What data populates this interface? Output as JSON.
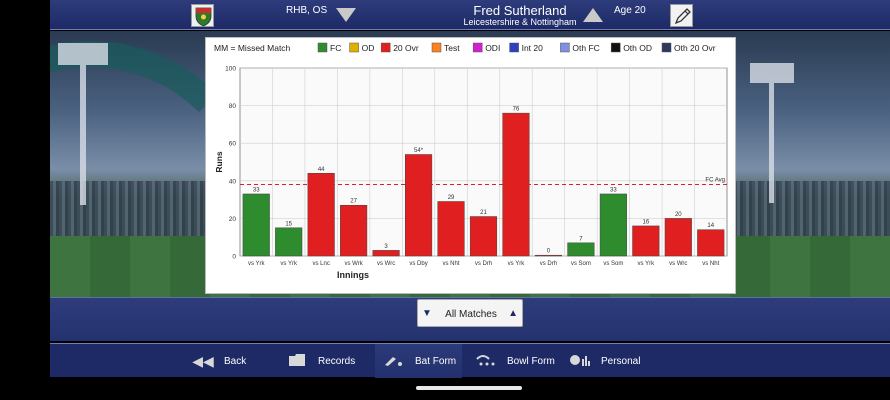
{
  "header": {
    "player_name": "Fred Sutherland",
    "county": "Leicestershire & Nottingham",
    "hand": "RHB, OS",
    "age": "Age 20"
  },
  "chart_data": {
    "type": "bar",
    "legend": [
      {
        "name": "MM = Missed Match",
        "color": ""
      },
      {
        "name": "FC",
        "color": "#2e8b2e"
      },
      {
        "name": "OD",
        "color": "#e0b000"
      },
      {
        "name": "20 Ovr",
        "color": "#e02020"
      },
      {
        "name": "Test",
        "color": "#ff8020"
      },
      {
        "name": "ODI",
        "color": "#d020d0"
      },
      {
        "name": "Int 20",
        "color": "#3040c0"
      },
      {
        "name": "Oth FC",
        "color": "#8090e0"
      },
      {
        "name": "Oth OD",
        "color": "#111111"
      },
      {
        "name": "Oth 20 Ovr",
        "color": "#303860"
      }
    ],
    "categories": [
      "vs Yrk",
      "vs Yrk",
      "vs Lnc",
      "vs Wrk",
      "vs Wrc",
      "vs Dby",
      "vs Nht",
      "vs Drh",
      "vs Yrk",
      "vs Drh",
      "vs Som",
      "vs Som",
      "vs Yrk",
      "vs Wrc",
      "vs Nht"
    ],
    "values": [
      33,
      15,
      44,
      27,
      3,
      54,
      29,
      21,
      76,
      0,
      7,
      33,
      16,
      20,
      14
    ],
    "value_labels": [
      "33",
      "15",
      "44",
      "27",
      "3",
      "54*",
      "29",
      "21",
      "76",
      "0",
      "7",
      "33",
      "16",
      "20",
      "14"
    ],
    "match_types": [
      "FC",
      "FC",
      "20 Ovr",
      "20 Ovr",
      "20 Ovr",
      "20 Ovr",
      "20 Ovr",
      "20 Ovr",
      "20 Ovr",
      "20 Ovr",
      "FC",
      "FC",
      "20 Ovr",
      "20 Ovr",
      "20 Ovr"
    ],
    "xlabel": "Innings",
    "ylabel": "Runs",
    "ylim": [
      0,
      100
    ],
    "yticks": [
      0,
      20,
      40,
      60,
      80,
      100
    ],
    "reference_line": {
      "label": "FC Avg",
      "value": 38,
      "color": "#e02020"
    },
    "grid": true
  },
  "filter": {
    "label": "All Matches",
    "prev_icon": "triangle-down-icon",
    "next_icon": "triangle-up-icon"
  },
  "nav": {
    "back": {
      "label": "Back",
      "icon": "rewind-icon"
    },
    "records": {
      "label": "Records",
      "icon": "folder-icon"
    },
    "bat_form": {
      "label": "Bat Form",
      "icon": "cricket-bat-icon"
    },
    "bowl_form": {
      "label": "Bowl Form",
      "icon": "bowling-icon"
    },
    "personal": {
      "label": "Personal",
      "icon": "personal-stats-icon"
    }
  }
}
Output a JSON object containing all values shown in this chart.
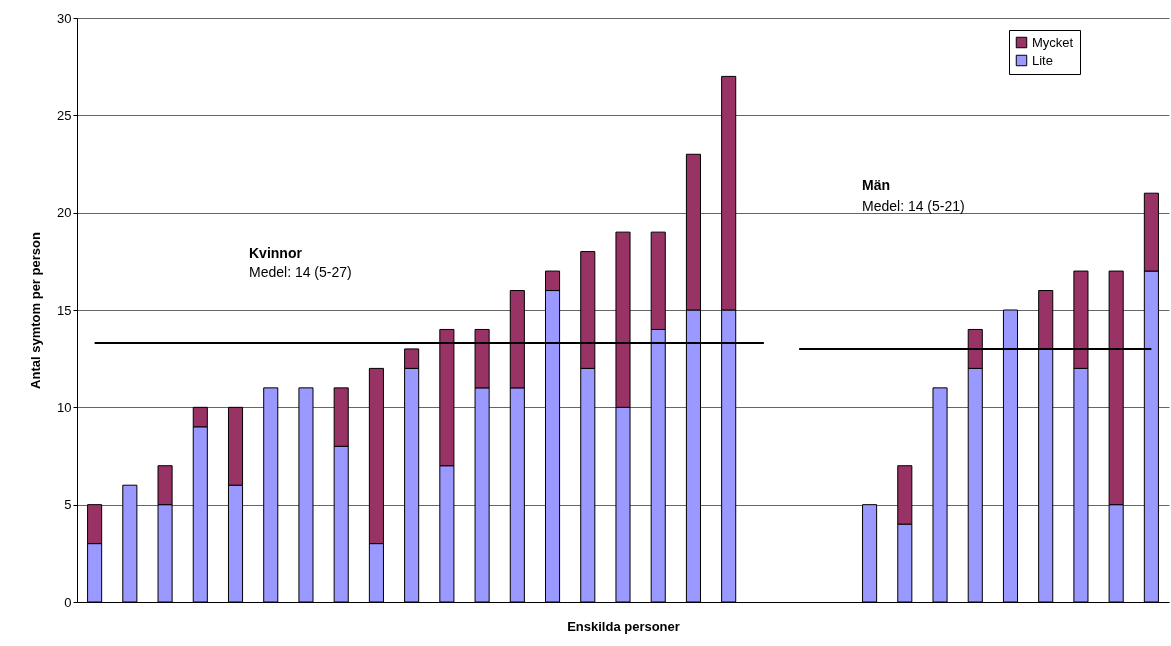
{
  "chart_data": {
    "type": "bar",
    "stacked": true,
    "xlabel": "Enskilda personer",
    "ylabel": "Antal symtom per person",
    "categories": [
      null,
      null,
      null,
      null,
      null,
      null,
      null,
      null,
      null,
      null,
      null,
      null,
      null,
      null,
      null,
      null,
      null,
      null,
      null,
      null,
      null,
      null,
      null,
      null,
      null,
      null,
      null,
      null,
      null,
      null,
      null
    ],
    "series": [
      {
        "name": "Lite",
        "color": "#9999ff",
        "values": [
          3,
          6,
          5,
          9,
          6,
          11,
          11,
          8,
          3,
          12,
          7,
          11,
          11,
          16,
          12,
          10,
          14,
          15,
          15,
          null,
          null,
          null,
          5,
          4,
          11,
          12,
          15,
          13,
          12,
          5,
          17
        ]
      },
      {
        "name": "Mycket",
        "color": "#993366",
        "values": [
          2,
          null,
          2,
          1,
          4,
          null,
          null,
          3,
          9,
          1,
          7,
          3,
          5,
          1,
          6,
          9,
          5,
          8,
          12,
          null,
          null,
          null,
          null,
          3,
          null,
          2,
          null,
          3,
          5,
          12,
          4
        ]
      },
      {
        "type": "line",
        "color": "#000000",
        "values": [
          13.3,
          13.3,
          13.3,
          13.3,
          13.3,
          13.3,
          13.3,
          13.3,
          13.3,
          13.3,
          13.3,
          13.3,
          13.3,
          13.3,
          13.3,
          13.3,
          13.3,
          13.3,
          13.3,
          13.3,
          null,
          null,
          null,
          null,
          null,
          null,
          null,
          null,
          null,
          null,
          null
        ]
      },
      {
        "type": "line",
        "color": "#000000",
        "values": [
          null,
          null,
          null,
          null,
          null,
          null,
          null,
          null,
          null,
          null,
          null,
          null,
          null,
          null,
          null,
          null,
          null,
          null,
          null,
          null,
          13,
          13,
          13,
          13,
          13,
          13,
          13,
          13,
          13,
          13,
          13
        ]
      }
    ],
    "ylim": [
      0,
      30
    ],
    "yticks": [
      0,
      5,
      10,
      15,
      20,
      25,
      30
    ],
    "grid": "y",
    "legend": "top right",
    "annotations": [
      "Kvinnor",
      "Medel: 14 (5-27)",
      "Män",
      "Medel: 14 (5-21)"
    ]
  }
}
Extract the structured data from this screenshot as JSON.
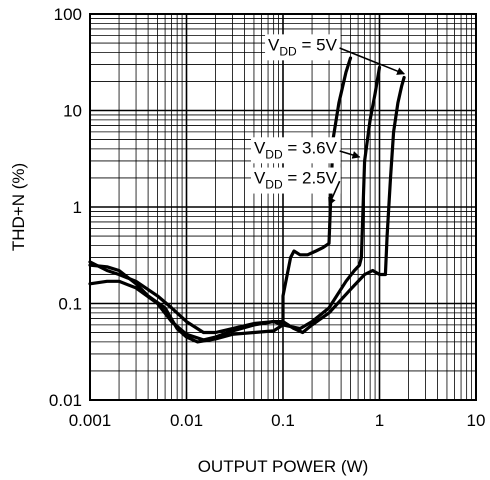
{
  "chart_data": {
    "type": "line",
    "xlabel": "OUTPUT POWER (W)",
    "ylabel": "THD+N (%)",
    "xscale": "log",
    "yscale": "log",
    "xlim": [
      0.001,
      10
    ],
    "ylim": [
      0.01,
      100
    ],
    "grid": true,
    "xticks": [
      {
        "value": 0.001,
        "label": "0.001"
      },
      {
        "value": 0.01,
        "label": "0.01"
      },
      {
        "value": 0.1,
        "label": "0.1"
      },
      {
        "value": 1,
        "label": "1"
      },
      {
        "value": 10,
        "label": "10"
      }
    ],
    "yticks": [
      {
        "value": 0.01,
        "label": "0.01"
      },
      {
        "value": 0.1,
        "label": "0.1"
      },
      {
        "value": 1,
        "label": "1"
      },
      {
        "value": 10,
        "label": "10"
      },
      {
        "value": 100,
        "label": "100"
      }
    ],
    "series": [
      {
        "name_main": "V",
        "name_sub": "DD",
        "name_rest": " = 5V",
        "label_at": [
          0.07,
          42
        ],
        "arrow_to": [
          1.8,
          24
        ],
        "points": [
          [
            0.001,
            0.16
          ],
          [
            0.0015,
            0.17
          ],
          [
            0.002,
            0.17
          ],
          [
            0.003,
            0.145
          ],
          [
            0.005,
            0.1
          ],
          [
            0.007,
            0.065
          ],
          [
            0.01,
            0.048
          ],
          [
            0.015,
            0.042
          ],
          [
            0.02,
            0.045
          ],
          [
            0.03,
            0.052
          ],
          [
            0.05,
            0.06
          ],
          [
            0.08,
            0.065
          ],
          [
            0.1,
            0.065
          ],
          [
            0.13,
            0.055
          ],
          [
            0.16,
            0.05
          ],
          [
            0.2,
            0.06
          ],
          [
            0.3,
            0.08
          ],
          [
            0.5,
            0.14
          ],
          [
            0.7,
            0.2
          ],
          [
            0.85,
            0.22
          ],
          [
            1.0,
            0.2
          ],
          [
            1.15,
            0.2
          ],
          [
            1.2,
            0.5
          ],
          [
            1.3,
            2.0
          ],
          [
            1.4,
            6
          ],
          [
            1.55,
            12
          ],
          [
            1.7,
            18
          ],
          [
            1.8,
            22
          ]
        ]
      },
      {
        "name_main": "V",
        "name_sub": "DD",
        "name_rest": " = 3.6V",
        "label_at": [
          0.05,
          3.6
        ],
        "arrow_to": [
          0.62,
          3.3
        ],
        "points": [
          [
            0.001,
            0.27
          ],
          [
            0.0015,
            0.22
          ],
          [
            0.002,
            0.2
          ],
          [
            0.003,
            0.17
          ],
          [
            0.005,
            0.12
          ],
          [
            0.007,
            0.09
          ],
          [
            0.01,
            0.065
          ],
          [
            0.015,
            0.05
          ],
          [
            0.02,
            0.05
          ],
          [
            0.03,
            0.055
          ],
          [
            0.05,
            0.062
          ],
          [
            0.08,
            0.065
          ],
          [
            0.1,
            0.06
          ],
          [
            0.15,
            0.055
          ],
          [
            0.2,
            0.065
          ],
          [
            0.3,
            0.09
          ],
          [
            0.45,
            0.17
          ],
          [
            0.55,
            0.22
          ],
          [
            0.62,
            0.25
          ],
          [
            0.65,
            0.3
          ],
          [
            0.7,
            3
          ],
          [
            0.8,
            8
          ],
          [
            0.9,
            15
          ],
          [
            1.0,
            28
          ]
        ]
      },
      {
        "name_main": "V",
        "name_sub": "DD",
        "name_rest": " = 2.5V",
        "label_at": [
          0.05,
          1.75
        ],
        "arrow_to": [
          0.3,
          1.05
        ],
        "points": [
          [
            0.001,
            0.25
          ],
          [
            0.0015,
            0.24
          ],
          [
            0.002,
            0.22
          ],
          [
            0.003,
            0.16
          ],
          [
            0.004,
            0.12
          ],
          [
            0.006,
            0.09
          ],
          [
            0.008,
            0.055
          ],
          [
            0.01,
            0.045
          ],
          [
            0.013,
            0.04
          ],
          [
            0.02,
            0.043
          ],
          [
            0.03,
            0.048
          ],
          [
            0.05,
            0.05
          ],
          [
            0.08,
            0.052
          ],
          [
            0.1,
            0.06
          ],
          [
            0.1,
            0.12
          ],
          [
            0.12,
            0.3
          ],
          [
            0.13,
            0.35
          ],
          [
            0.15,
            0.32
          ],
          [
            0.18,
            0.32
          ],
          [
            0.22,
            0.35
          ],
          [
            0.26,
            0.38
          ],
          [
            0.3,
            0.42
          ],
          [
            0.31,
            1.0
          ],
          [
            0.33,
            5
          ],
          [
            0.38,
            12
          ],
          [
            0.45,
            25
          ],
          [
            0.5,
            35
          ]
        ]
      }
    ]
  }
}
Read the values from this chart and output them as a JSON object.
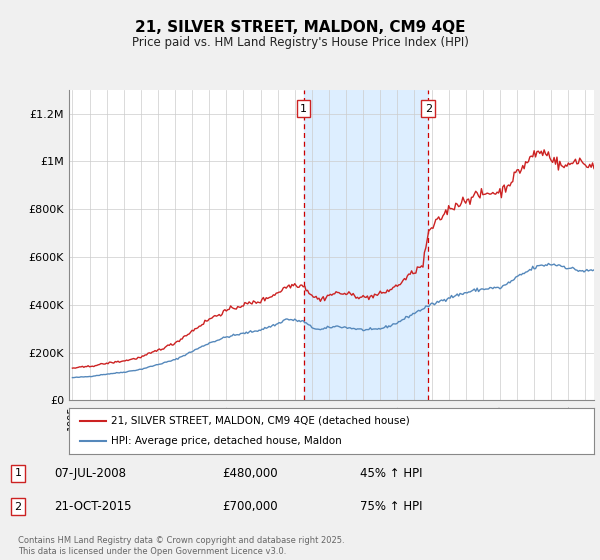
{
  "title": "21, SILVER STREET, MALDON, CM9 4QE",
  "subtitle": "Price paid vs. HM Land Registry's House Price Index (HPI)",
  "ylabel_ticks": [
    "£0",
    "£200K",
    "£400K",
    "£600K",
    "£800K",
    "£1M",
    "£1.2M"
  ],
  "ytick_values": [
    0,
    200000,
    400000,
    600000,
    800000,
    1000000,
    1200000
  ],
  "ylim": [
    0,
    1300000
  ],
  "xlim_start": 1994.8,
  "xlim_end": 2025.5,
  "xticks": [
    1995,
    1996,
    1997,
    1998,
    1999,
    2000,
    2001,
    2002,
    2003,
    2004,
    2005,
    2006,
    2007,
    2008,
    2009,
    2010,
    2011,
    2012,
    2013,
    2014,
    2015,
    2016,
    2017,
    2018,
    2019,
    2020,
    2021,
    2022,
    2023,
    2024,
    2025
  ],
  "sale1_date": 2008.52,
  "sale1_price": 480000,
  "sale1_label": "07-JUL-2008",
  "sale1_amount": "£480,000",
  "sale1_hpi": "45% ↑ HPI",
  "sale2_date": 2015.81,
  "sale2_price": 700000,
  "sale2_label": "21-OCT-2015",
  "sale2_amount": "£700,000",
  "sale2_hpi": "75% ↑ HPI",
  "shade_color": "#ddeeff",
  "dashed_color": "#cc0000",
  "red_line_color": "#cc2222",
  "blue_line_color": "#5588bb",
  "legend_label_red": "21, SILVER STREET, MALDON, CM9 4QE (detached house)",
  "legend_label_blue": "HPI: Average price, detached house, Maldon",
  "footer": "Contains HM Land Registry data © Crown copyright and database right 2025.\nThis data is licensed under the Open Government Licence v3.0.",
  "background_color": "#f0f0f0",
  "plot_bg_color": "#ffffff",
  "grid_color": "#cccccc",
  "blue_anchors": [
    [
      1995.0,
      95000
    ],
    [
      1996.0,
      100000
    ],
    [
      1997.0,
      110000
    ],
    [
      1998.0,
      118000
    ],
    [
      1999.0,
      130000
    ],
    [
      2000.0,
      150000
    ],
    [
      2001.0,
      170000
    ],
    [
      2002.0,
      205000
    ],
    [
      2003.0,
      240000
    ],
    [
      2004.0,
      265000
    ],
    [
      2005.0,
      280000
    ],
    [
      2006.0,
      295000
    ],
    [
      2007.0,
      320000
    ],
    [
      2007.5,
      340000
    ],
    [
      2008.0,
      335000
    ],
    [
      2008.52,
      330000
    ],
    [
      2009.0,
      305000
    ],
    [
      2009.5,
      295000
    ],
    [
      2010.0,
      305000
    ],
    [
      2010.5,
      310000
    ],
    [
      2011.0,
      305000
    ],
    [
      2011.5,
      300000
    ],
    [
      2012.0,
      295000
    ],
    [
      2012.5,
      295000
    ],
    [
      2013.0,
      300000
    ],
    [
      2013.5,
      310000
    ],
    [
      2014.0,
      325000
    ],
    [
      2014.5,
      345000
    ],
    [
      2015.0,
      365000
    ],
    [
      2015.81,
      395000
    ],
    [
      2016.0,
      400000
    ],
    [
      2016.5,
      415000
    ],
    [
      2017.0,
      430000
    ],
    [
      2017.5,
      440000
    ],
    [
      2018.0,
      450000
    ],
    [
      2018.5,
      460000
    ],
    [
      2019.0,
      465000
    ],
    [
      2019.5,
      470000
    ],
    [
      2020.0,
      470000
    ],
    [
      2020.5,
      490000
    ],
    [
      2021.0,
      515000
    ],
    [
      2021.5,
      535000
    ],
    [
      2022.0,
      555000
    ],
    [
      2022.5,
      565000
    ],
    [
      2023.0,
      570000
    ],
    [
      2023.5,
      565000
    ],
    [
      2024.0,
      555000
    ],
    [
      2024.5,
      545000
    ],
    [
      2025.0,
      540000
    ],
    [
      2025.5,
      545000
    ]
  ],
  "red_anchors": [
    [
      1995.0,
      135000
    ],
    [
      1996.0,
      142000
    ],
    [
      1997.0,
      155000
    ],
    [
      1998.0,
      165000
    ],
    [
      1999.0,
      180000
    ],
    [
      2000.0,
      210000
    ],
    [
      2001.0,
      240000
    ],
    [
      2002.0,
      290000
    ],
    [
      2003.0,
      340000
    ],
    [
      2004.0,
      375000
    ],
    [
      2005.0,
      400000
    ],
    [
      2006.0,
      415000
    ],
    [
      2007.0,
      450000
    ],
    [
      2007.5,
      475000
    ],
    [
      2008.0,
      485000
    ],
    [
      2008.52,
      480000
    ],
    [
      2009.0,
      440000
    ],
    [
      2009.5,
      420000
    ],
    [
      2010.0,
      440000
    ],
    [
      2010.5,
      450000
    ],
    [
      2011.0,
      445000
    ],
    [
      2011.5,
      440000
    ],
    [
      2012.0,
      430000
    ],
    [
      2012.5,
      435000
    ],
    [
      2013.0,
      445000
    ],
    [
      2013.5,
      460000
    ],
    [
      2014.0,
      480000
    ],
    [
      2014.5,
      510000
    ],
    [
      2015.0,
      540000
    ],
    [
      2015.5,
      565000
    ],
    [
      2015.81,
      700000
    ],
    [
      2016.0,
      720000
    ],
    [
      2016.5,
      760000
    ],
    [
      2017.0,
      800000
    ],
    [
      2017.5,
      820000
    ],
    [
      2018.0,
      840000
    ],
    [
      2018.5,
      855000
    ],
    [
      2019.0,
      860000
    ],
    [
      2019.5,
      870000
    ],
    [
      2020.0,
      870000
    ],
    [
      2020.5,
      905000
    ],
    [
      2021.0,
      950000
    ],
    [
      2021.5,
      990000
    ],
    [
      2022.0,
      1030000
    ],
    [
      2022.5,
      1040000
    ],
    [
      2023.0,
      1020000
    ],
    [
      2023.3,
      1000000
    ],
    [
      2023.5,
      980000
    ],
    [
      2024.0,
      980000
    ],
    [
      2024.5,
      1010000
    ],
    [
      2024.8,
      1000000
    ],
    [
      2025.0,
      980000
    ],
    [
      2025.5,
      990000
    ]
  ]
}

• **PROBLEM TO SOLVE**
Extract every line from the records above that contains the word "detached".

• **WRITTEN RESPONSE**
  "legend_label_red": "21, SILVER STREET, MALDON, CM9 4QE (detached house)",
  "legend_label_blue": "HPI: Average price, detached house, Maldon",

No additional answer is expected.